* Description of the task *
Write out each line below that contains the string "series".

* Data to use *
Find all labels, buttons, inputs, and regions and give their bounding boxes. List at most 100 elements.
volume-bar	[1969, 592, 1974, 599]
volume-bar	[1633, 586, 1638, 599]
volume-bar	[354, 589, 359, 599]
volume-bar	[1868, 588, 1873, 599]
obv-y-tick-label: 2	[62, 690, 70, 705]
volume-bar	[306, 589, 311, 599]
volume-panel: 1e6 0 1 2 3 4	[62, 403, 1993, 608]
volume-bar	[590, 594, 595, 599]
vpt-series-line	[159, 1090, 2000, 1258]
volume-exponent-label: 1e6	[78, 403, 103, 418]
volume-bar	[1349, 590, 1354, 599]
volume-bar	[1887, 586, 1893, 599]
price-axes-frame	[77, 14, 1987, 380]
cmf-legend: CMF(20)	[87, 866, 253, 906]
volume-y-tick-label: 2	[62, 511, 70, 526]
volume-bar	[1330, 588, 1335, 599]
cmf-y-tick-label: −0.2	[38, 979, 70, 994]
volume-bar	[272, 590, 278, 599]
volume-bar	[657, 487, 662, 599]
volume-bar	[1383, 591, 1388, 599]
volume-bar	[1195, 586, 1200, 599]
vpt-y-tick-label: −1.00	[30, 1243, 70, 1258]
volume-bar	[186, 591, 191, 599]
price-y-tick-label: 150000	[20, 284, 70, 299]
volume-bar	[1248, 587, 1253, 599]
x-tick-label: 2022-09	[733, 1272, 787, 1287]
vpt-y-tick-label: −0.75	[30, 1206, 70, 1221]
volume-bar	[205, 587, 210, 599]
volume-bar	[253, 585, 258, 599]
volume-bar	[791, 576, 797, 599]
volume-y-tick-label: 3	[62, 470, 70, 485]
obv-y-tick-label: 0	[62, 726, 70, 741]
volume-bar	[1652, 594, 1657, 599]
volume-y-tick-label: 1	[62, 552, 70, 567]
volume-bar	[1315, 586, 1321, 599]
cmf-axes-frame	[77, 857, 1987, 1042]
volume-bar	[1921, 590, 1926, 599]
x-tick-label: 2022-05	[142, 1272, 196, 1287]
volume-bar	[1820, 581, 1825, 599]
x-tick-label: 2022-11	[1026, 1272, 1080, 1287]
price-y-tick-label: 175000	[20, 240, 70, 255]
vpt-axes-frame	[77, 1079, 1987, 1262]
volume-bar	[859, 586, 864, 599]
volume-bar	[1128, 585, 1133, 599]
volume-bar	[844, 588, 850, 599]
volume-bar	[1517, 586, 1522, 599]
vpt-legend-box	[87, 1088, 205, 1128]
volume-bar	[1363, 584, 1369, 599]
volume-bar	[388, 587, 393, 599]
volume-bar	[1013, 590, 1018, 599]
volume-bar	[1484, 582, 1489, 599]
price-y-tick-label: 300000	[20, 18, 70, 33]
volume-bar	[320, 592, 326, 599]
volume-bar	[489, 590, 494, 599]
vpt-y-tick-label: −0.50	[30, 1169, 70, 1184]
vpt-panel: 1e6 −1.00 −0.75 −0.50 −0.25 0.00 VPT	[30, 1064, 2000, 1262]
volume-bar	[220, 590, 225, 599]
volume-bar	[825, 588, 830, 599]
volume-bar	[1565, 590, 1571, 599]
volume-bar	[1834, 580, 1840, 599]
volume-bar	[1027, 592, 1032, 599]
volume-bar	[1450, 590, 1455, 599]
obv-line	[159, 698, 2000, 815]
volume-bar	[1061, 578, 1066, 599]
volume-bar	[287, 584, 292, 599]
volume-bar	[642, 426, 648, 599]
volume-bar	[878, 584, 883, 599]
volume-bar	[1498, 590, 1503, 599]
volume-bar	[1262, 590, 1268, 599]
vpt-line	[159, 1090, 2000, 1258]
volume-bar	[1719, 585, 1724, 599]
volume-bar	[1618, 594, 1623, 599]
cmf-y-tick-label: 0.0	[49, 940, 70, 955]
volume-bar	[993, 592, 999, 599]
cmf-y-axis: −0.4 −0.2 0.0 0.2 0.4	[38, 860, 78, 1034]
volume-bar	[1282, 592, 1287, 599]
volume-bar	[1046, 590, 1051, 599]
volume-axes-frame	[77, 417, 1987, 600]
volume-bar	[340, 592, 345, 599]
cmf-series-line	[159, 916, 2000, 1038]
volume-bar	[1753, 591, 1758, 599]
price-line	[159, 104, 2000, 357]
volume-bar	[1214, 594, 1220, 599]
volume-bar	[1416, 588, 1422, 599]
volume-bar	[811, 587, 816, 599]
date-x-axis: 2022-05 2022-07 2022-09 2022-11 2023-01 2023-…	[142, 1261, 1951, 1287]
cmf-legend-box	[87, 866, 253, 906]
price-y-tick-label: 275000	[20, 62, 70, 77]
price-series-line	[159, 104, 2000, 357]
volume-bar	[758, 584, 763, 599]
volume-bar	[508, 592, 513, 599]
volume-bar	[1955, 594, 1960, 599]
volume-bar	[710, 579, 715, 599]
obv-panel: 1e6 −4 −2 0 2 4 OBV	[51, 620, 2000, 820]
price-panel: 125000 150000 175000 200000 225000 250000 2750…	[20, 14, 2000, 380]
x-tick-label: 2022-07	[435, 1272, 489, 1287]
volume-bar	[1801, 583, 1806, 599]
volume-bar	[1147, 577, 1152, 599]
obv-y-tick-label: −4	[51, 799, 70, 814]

* Written solution *
vpt-series-line	[159, 1090, 2000, 1258]
cmf-series-line	[159, 916, 2000, 1038]
price-series-line	[159, 104, 2000, 357]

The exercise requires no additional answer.